[Figure record listings]
——————————
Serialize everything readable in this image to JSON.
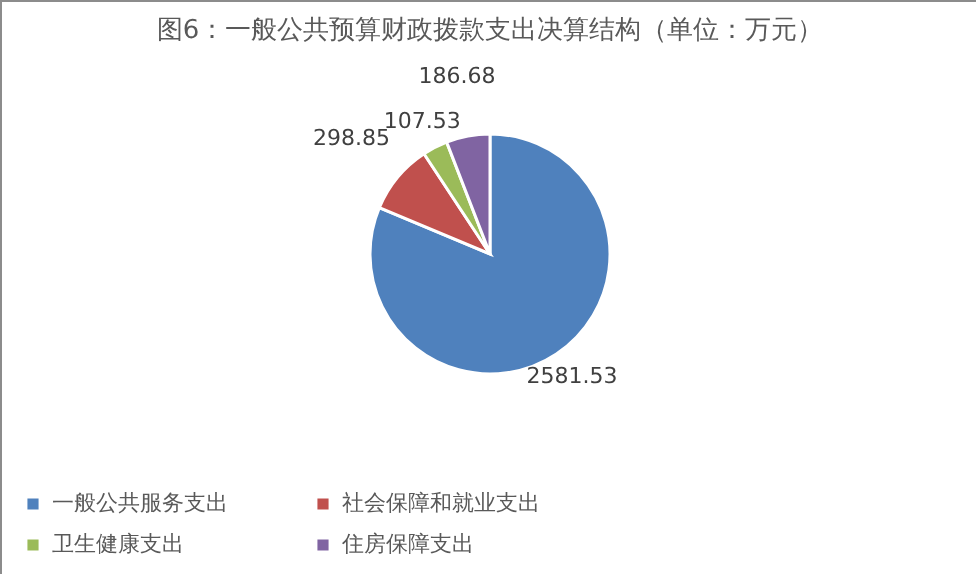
{
  "chart_data": {
    "type": "pie",
    "title": "图6：一般公共预算财政拨款支出决算结构（单位：万元）",
    "categories": [
      "一般公共服务支出",
      "社会保障和就业支出",
      "卫生健康支出",
      "住房保障支出"
    ],
    "values": [
      2581.53,
      298.85,
      107.53,
      186.68
    ],
    "colors": [
      "#4f81bd",
      "#c0504d",
      "#9bbb59",
      "#8064a2"
    ],
    "data_labels": true,
    "legend": "bottom"
  }
}
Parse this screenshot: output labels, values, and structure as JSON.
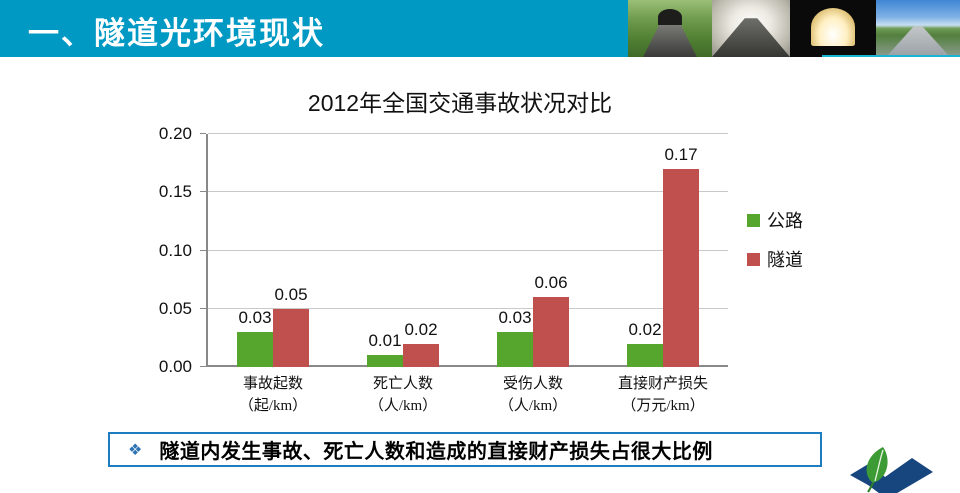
——————————
## Short task
Omit the pictures, and quote the material above exactly as given.

## The response
Serialize everything readable in this image to JSON.
{
  "chart_data": {
    "type": "pie",
    "title": "图6：一般公共预算财政拨款支出决算结构（单位：万元）",
    "categories": [
      "一般公共服务支出",
      "社会保障和就业支出",
      "卫生健康支出",
      "住房保障支出"
    ],
    "values": [
      2581.53,
      298.85,
      107.53,
      186.68
    ],
    "colors": [
      "#4f81bd",
      "#c0504d",
      "#9bbb59",
      "#8064a2"
    ],
    "data_labels": true,
    "legend": "bottom"
  }
}
Parse this screenshot: output labels, values, and structure as JSON.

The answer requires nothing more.